## Passage provided
Open PurvangL opened 2 years ago
Hey @PurvangL,
could you elaborate on how do you want crop those images/labels?
Cropping without normalizing can be achieved with the fn.crop
operator. It has the same set of arguments related to crop as fn.crop_mirror_normalize
.
I guess you want you want to provide the crop
argument to be [args.crop_height, args.crop_width]
. If you want to randomize the position of the cropping, you might use the fn.random.uniform
operators and pass their outputs to the crop_pos_x
and crop_pos_y
arguments of the fn.crop_mirror_normalize
and fn.crop
.
Hi @banasraf Thank you for your reply. I have modified function as below to apply cropping on images and labels.
@pipeline_def(batch_size=args.batch_size)
def data_pipeline(shard_id):
pngs = fn.readers.caffe2(
path=os.path.join(args.dataset, "train", "images"), random_shuffle=True, shard_id=shard_id, num_shards=args.num_gpus)
labels = fn.readers.caffe2(
path=os.path.join(args.dataset, "train", "labels"), random_shuffle=True, shard_id=shard_id, num_shards=args.num_gpus)
images = fn.decoders.image(pngs, device='mixed', output_type=types.RGB)
labels = fn.decoders.image(labels, device='mixed', output_type=types.RGB)
# images = fn.crop_mirror_normalize(
# images, dtype=types.FLOAT, std=[255.], output_layout="CHW")

## Element location data
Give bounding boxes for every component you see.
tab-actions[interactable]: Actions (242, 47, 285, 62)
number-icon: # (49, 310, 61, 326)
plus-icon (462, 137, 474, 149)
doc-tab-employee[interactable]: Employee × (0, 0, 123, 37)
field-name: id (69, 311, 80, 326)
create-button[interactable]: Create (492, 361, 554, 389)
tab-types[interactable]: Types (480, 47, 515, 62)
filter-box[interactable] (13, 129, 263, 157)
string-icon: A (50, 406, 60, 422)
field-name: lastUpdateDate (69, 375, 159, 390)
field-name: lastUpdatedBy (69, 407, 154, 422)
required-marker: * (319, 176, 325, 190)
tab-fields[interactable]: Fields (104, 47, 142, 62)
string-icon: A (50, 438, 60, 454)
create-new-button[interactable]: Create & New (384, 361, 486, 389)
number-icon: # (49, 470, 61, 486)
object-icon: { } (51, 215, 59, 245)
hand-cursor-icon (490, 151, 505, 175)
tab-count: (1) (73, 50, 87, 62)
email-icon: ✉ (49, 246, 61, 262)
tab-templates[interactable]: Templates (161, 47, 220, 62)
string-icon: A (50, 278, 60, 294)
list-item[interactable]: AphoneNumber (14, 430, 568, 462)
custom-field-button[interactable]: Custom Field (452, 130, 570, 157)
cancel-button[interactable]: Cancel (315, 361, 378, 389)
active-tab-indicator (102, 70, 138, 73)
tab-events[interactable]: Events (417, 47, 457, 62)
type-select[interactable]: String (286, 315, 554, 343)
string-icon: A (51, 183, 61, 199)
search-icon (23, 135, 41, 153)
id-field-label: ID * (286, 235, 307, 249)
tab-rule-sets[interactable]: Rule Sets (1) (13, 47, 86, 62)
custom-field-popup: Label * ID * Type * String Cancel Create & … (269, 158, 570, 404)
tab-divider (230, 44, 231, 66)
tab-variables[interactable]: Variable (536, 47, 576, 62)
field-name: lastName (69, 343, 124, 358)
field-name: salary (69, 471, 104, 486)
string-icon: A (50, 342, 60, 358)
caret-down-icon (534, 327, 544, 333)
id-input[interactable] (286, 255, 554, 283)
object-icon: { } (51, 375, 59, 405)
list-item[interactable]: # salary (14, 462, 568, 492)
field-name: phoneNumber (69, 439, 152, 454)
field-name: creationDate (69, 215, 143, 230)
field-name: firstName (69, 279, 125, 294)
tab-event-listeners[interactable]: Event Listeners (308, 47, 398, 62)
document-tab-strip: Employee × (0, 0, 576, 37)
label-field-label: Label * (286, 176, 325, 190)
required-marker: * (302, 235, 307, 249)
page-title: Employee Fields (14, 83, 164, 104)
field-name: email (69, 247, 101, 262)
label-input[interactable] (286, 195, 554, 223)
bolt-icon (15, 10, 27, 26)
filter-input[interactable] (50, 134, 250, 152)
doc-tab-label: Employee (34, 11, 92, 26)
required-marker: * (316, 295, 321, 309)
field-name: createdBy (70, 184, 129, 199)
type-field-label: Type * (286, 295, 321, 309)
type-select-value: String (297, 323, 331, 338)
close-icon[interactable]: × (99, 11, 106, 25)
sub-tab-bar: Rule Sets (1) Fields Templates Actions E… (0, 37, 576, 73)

## Tasks to complete
[1] Answer these questions using the cropping thread:
(a) Which operator achieves cropping without normalizing?
(b) Which two arguments can receive the outputs of the fn.random.uniform operators?
(c) What output_type is passed to fn.decoders.image in the modified function?
[2] In the records, update the lines starting with the first one and going on through the line with "field-name: id (69, 311, 80, 326)" by replacing "bounding boxes" with "coordinates". Return only those lines.

## Outputs
[1]
(a) fn.crop
(b) crop_pos_x and crop_pos_y
(c) types.RGB

[2]
Give coordinates for every component you see.
tab-actions[interactable]: Actions (242, 47, 285, 62)
number-icon: # (49, 310, 61, 326)
plus-icon (462, 137, 474, 149)
doc-tab-employee[interactable]: Employee × (0, 0, 123, 37)
field-name: id (69, 311, 80, 326)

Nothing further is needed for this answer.